■ Directions: Provide an exact transcription of all the records.
[Data provided start]
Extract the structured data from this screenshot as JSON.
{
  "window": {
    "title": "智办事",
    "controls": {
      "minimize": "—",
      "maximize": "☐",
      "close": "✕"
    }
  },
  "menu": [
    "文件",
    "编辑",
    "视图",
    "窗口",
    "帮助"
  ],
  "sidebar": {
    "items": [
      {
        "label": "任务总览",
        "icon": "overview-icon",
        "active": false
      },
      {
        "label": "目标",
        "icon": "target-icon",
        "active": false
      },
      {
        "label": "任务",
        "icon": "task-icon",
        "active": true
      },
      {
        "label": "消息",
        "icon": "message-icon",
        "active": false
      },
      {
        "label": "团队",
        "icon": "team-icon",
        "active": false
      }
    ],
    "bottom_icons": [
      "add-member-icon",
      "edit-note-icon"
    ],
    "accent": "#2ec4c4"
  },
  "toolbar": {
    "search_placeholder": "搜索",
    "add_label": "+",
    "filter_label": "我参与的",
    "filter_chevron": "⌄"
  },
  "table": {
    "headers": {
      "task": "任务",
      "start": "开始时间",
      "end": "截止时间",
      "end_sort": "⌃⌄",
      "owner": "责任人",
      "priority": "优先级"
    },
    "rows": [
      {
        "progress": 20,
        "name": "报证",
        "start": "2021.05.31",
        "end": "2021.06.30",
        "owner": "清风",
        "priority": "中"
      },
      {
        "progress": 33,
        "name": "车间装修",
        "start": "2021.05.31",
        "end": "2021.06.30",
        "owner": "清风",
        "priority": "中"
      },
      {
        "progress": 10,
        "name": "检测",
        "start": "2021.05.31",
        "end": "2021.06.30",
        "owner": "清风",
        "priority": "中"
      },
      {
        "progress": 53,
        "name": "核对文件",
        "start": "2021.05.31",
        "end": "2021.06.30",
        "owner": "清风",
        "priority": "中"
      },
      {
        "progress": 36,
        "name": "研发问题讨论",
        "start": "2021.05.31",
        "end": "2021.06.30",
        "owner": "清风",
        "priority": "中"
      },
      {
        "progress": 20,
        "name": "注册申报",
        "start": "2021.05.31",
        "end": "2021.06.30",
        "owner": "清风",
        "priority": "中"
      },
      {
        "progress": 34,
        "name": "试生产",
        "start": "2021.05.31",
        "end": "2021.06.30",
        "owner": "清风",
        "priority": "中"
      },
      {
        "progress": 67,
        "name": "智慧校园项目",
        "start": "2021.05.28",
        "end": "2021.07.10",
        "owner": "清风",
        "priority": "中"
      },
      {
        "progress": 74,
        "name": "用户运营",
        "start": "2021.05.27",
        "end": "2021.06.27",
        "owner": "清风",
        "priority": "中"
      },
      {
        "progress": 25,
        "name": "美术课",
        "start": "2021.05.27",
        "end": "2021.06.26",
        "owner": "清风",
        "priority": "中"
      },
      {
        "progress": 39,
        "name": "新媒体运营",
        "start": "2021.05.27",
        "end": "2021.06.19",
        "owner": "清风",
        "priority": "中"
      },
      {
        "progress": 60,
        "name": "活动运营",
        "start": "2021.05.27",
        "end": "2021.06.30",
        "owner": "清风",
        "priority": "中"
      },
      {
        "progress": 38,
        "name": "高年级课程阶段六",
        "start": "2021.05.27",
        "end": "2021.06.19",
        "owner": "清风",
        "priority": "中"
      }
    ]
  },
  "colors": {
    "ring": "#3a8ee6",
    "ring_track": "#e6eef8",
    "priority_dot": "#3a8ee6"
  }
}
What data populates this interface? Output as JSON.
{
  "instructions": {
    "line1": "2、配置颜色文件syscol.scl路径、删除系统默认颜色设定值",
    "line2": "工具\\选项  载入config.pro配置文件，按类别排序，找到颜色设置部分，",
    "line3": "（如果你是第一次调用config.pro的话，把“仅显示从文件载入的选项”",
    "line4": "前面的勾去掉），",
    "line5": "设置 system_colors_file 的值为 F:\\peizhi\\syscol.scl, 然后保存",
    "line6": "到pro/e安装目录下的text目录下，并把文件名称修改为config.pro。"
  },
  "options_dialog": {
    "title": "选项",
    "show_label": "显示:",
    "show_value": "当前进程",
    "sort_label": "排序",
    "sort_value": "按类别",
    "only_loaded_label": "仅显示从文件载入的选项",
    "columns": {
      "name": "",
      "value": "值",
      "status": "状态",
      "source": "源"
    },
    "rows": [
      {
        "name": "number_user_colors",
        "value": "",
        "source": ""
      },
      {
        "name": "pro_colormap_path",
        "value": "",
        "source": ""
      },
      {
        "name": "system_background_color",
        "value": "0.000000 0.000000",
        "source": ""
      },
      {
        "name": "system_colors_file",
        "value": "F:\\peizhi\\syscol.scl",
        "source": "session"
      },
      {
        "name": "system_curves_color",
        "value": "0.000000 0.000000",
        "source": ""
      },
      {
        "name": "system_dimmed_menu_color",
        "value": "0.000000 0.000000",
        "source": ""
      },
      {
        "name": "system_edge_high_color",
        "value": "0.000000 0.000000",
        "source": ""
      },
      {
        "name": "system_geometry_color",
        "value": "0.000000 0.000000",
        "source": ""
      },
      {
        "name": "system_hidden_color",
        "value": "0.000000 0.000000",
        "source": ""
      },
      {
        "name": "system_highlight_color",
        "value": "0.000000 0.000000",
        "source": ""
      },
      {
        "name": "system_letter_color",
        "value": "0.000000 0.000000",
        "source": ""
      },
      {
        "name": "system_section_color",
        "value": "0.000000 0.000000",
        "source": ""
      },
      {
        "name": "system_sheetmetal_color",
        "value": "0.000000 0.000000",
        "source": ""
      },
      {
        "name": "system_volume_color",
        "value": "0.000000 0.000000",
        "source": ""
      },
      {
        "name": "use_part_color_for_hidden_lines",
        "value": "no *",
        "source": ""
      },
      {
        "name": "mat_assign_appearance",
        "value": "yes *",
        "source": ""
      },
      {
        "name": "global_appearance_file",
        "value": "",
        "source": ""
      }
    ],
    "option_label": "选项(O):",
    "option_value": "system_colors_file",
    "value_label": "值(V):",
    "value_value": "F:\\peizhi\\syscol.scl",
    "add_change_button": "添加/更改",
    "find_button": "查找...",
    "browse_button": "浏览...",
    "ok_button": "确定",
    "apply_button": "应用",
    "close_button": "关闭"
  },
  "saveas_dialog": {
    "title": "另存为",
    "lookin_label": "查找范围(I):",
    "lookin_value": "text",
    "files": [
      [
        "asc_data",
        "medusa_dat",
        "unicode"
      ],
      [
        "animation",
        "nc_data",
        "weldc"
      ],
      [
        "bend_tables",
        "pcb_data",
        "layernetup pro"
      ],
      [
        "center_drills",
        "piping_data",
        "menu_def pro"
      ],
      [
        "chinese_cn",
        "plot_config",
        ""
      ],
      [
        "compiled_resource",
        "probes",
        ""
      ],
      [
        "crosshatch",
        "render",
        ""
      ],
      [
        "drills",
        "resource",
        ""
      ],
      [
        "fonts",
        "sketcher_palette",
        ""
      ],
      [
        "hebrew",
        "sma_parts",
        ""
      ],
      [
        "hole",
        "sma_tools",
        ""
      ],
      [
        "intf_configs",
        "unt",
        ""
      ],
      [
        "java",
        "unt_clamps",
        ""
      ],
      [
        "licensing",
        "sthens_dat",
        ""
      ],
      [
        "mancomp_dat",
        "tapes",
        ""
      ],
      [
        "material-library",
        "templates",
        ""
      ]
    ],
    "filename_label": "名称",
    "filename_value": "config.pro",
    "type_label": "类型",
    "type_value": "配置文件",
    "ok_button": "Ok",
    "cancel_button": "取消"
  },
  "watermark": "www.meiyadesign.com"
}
[Data provided end]
■ Expected output:
Extract the structured data from this screenshot as JSON.
{
  "window": {
    "title": "智办事",
    "controls": {
      "minimize": "—",
      "maximize": "☐",
      "close": "✕"
    }
  },
  "menu": [
    "文件",
    "编辑",
    "视图",
    "窗口",
    "帮助"
  ],
  "sidebar": {
    "items": [
      {
        "label": "任务总览",
        "icon": "overview-icon",
        "active": false
      },
      {
        "label": "目标",
        "icon": "target-icon",
        "active": false
      },
      {
        "label": "任务",
        "icon": "task-icon",
        "active": true
      },
      {
        "label": "消息",
        "icon": "message-icon",
        "active": false
      },
      {
        "label": "团队",
        "icon": "team-icon",
        "active": false
      }
    ],
    "bottom_icons": [
      "add-member-icon",
      "edit-note-icon"
    ],
    "accent": "#2ec4c4"
  },
  "toolbar": {
    "search_placeholder": "搜索",
    "add_label": "+",
    "filter_label": "我参与的",
    "filter_chevron": "⌄"
  },
  "table": {
    "headers": {
      "task": "任务",
      "start": "开始时间",
      "end": "截止时间",
      "end_sort": "⌃⌄",
      "owner": "责任人",
      "priority": "优先级"
    },
    "rows": [
      {
        "progress": 20,
        "name": "报证",
        "start": "2021.05.31",
        "end": "2021.06.30",
        "owner": "清风",
        "priority": "中"
      },
      {
        "progress": 33,
        "name": "车间装修",
        "start": "2021.05.31",
        "end": "2021.06.30",
        "owner": "清风",
        "priority": "中"
      },
      {
        "progress": 10,
        "name": "检测",
        "start": "2021.05.31",
        "end": "2021.06.30",
        "owner": "清风",
        "priority": "中"
      },
      {
        "progress": 53,
        "name": "核对文件",
        "start": "2021.05.31",
        "end": "2021.06.30",
        "owner": "清风",
        "priority": "中"
      },
      {
        "progress": 36,
        "name": "研发问题讨论",
        "start": "2021.05.31",
        "end": "2021.06.30",
        "owner": "清风",
        "priority": "中"
      },
      {
        "progress": 20,
        "name": "注册申报",
        "start": "2021.05.31",
        "end": "2021.06.30",
        "owner": "清风",
        "priority": "中"
      },
      {
        "progress": 34,
        "name": "试生产",
        "start": "2021.05.31",
        "end": "2021.06.30",
        "owner": "清风",
        "priority": "中"
      },
      {
        "progress": 67,
        "name": "智慧校园项目",
        "start": "2021.05.28",
        "end": "2021.07.10",
        "owner": "清风",
        "priority": "中"
      },
      {
        "progress": 74,
        "name": "用户运营",
        "start": "2021.05.27",
        "end": "2021.06.27",
        "owner": "清风",
        "priority": "中"
      },
      {
        "progress": 25,
        "name": "美术课",
        "start": "2021.05.27",
        "end": "2021.06.26",
        "owner": "清风",
        "priority": "中"
      },
      {
        "progress": 39,
        "name": "新媒体运营",
        "start": "2021.05.27",
        "end": "2021.06.19",
        "owner": "清风",
        "priority": "中"
      },
      {
        "progress": 60,
        "name": "活动运营",
        "start": "2021.05.27",
        "end": "2021.06.30",
        "owner": "清风",
        "priority": "中"
      },
      {
        "progress": 38,
        "name": "高年级课程阶段六",
        "start": "2021.05.27",
        "end": "2021.06.19",
        "owner": "清风",
        "priority": "中"
      }
    ]
  },
  "colors": {
    "ring": "#3a8ee6",
    "ring_track": "#e6eef8",
    "priority_dot": "#3a8ee6"
  }
}
What data populates this interface? Output as JSON.
{
  "instructions": {
    "line1": "2、配置颜色文件syscol.scl路径、删除系统默认颜色设定值",
    "line2": "工具\\选项  载入config.pro配置文件，按类别排序，找到颜色设置部分，",
    "line3": "（如果你是第一次调用config.pro的话，把“仅显示从文件载入的选项”",
    "line4": "前面的勾去掉），",
    "line5": "设置 system_colors_file 的值为 F:\\peizhi\\syscol.scl, 然后保存",
    "line6": "到pro/e安装目录下的text目录下，并把文件名称修改为config.pro。"
  },
  "options_dialog": {
    "title": "选项",
    "show_label": "显示:",
    "show_value": "当前进程",
    "sort_label": "排序",
    "sort_value": "按类别",
    "only_loaded_label": "仅显示从文件载入的选项",
    "columns": {
      "name": "",
      "value": "值",
      "status": "状态",
      "source": "源"
    },
    "rows": [
      {
        "name": "number_user_colors",
        "value": "",
        "source": ""
      },
      {
        "name": "pro_colormap_path",
        "value": "",
        "source": ""
      },
      {
        "name": "system_background_color",
        "value": "0.000000 0.000000",
        "source": ""
      },
      {
        "name": "system_colors_file",
        "value": "F:\\peizhi\\syscol.scl",
        "source": "session"
      },
      {
        "name": "system_curves_color",
        "value": "0.000000 0.000000",
        "source": ""
      },
      {
        "name": "system_dimmed_menu_color",
        "value": "0.000000 0.000000",
        "source": ""
      },
      {
        "name": "system_edge_high_color",
        "value": "0.000000 0.000000",
        "source": ""
      },
      {
        "name": "system_geometry_color",
        "value": "0.000000 0.000000",
        "source": ""
      },
      {
        "name": "system_hidden_color",
        "value": "0.000000 0.000000",
        "source": ""
      },
      {
        "name": "system_highlight_color",
        "value": "0.000000 0.000000",
        "source": ""
      },
      {
        "name": "system_letter_color",
        "value": "0.000000 0.000000",
        "source": ""
      },
      {
        "name": "system_section_color",
        "value": "0.000000 0.000000",
        "source": ""
      },
      {
        "name": "system_sheetmetal_color",
        "value": "0.000000 0.000000",
        "source": ""
      },
      {
        "name": "system_volume_color",
        "value": "0.000000 0.000000",
        "source": ""
      },
      {
        "name": "use_part_color_for_hidden_lines",
        "value": "no *",
        "source": ""
      },
      {
        "name": "mat_assign_appearance",
        "value": "yes *",
        "source": ""
      },
      {
        "name": "global_appearance_file",
        "value": "",
        "source": ""
      }
    ],
    "option_label": "选项(O):",
    "option_value": "system_colors_file",
    "value_label": "值(V):",
    "value_value": "F:\\peizhi\\syscol.scl",
    "add_change_button": "添加/更改",
    "find_button": "查找...",
    "browse_button": "浏览...",
    "ok_button": "确定",
    "apply_button": "应用",
    "close_button": "关闭"
  },
  "saveas_dialog": {
    "title": "另存为",
    "lookin_label": "查找范围(I):",
    "lookin_value": "text",
    "files": [
      [
        "asc_data",
        "medusa_dat",
        "unicode"
      ],
      [
        "animation",
        "nc_data",
        "weldc"
      ],
      [
        "bend_tables",
        "pcb_data",
        "layernetup pro"
      ],
      [
        "center_drills",
        "piping_data",
        "menu_def pro"
      ],
      [
        "chinese_cn",
        "plot_config",
        ""
      ],
      [
        "compiled_resource",
        "probes",
        ""
      ],
      [
        "crosshatch",
        "render",
        ""
      ],
      [
        "drills",
        "resource",
        ""
      ],
      [
        "fonts",
        "sketcher_palette",
        ""
      ],
      [
        "hebrew",
        "sma_parts",
        ""
      ],
      [
        "hole",
        "sma_tools",
        ""
      ],
      [
        "intf_configs",
        "unt",
        ""
      ],
      [
        "java",
        "unt_clamps",
        ""
      ],
      [
        "licensing",
        "sthens_dat",
        ""
      ],
      [
        "mancomp_dat",
        "tapes",
        ""
      ],
      [
        "material-library",
        "templates",
        ""
      ]
    ],
    "filename_label": "名称",
    "filename_value": "config.pro",
    "type_label": "类型",
    "type_value": "配置文件",
    "ok_button": "Ok",
    "cancel_button": "取消"
  },
  "watermark": "www.meiyadesign.com"
}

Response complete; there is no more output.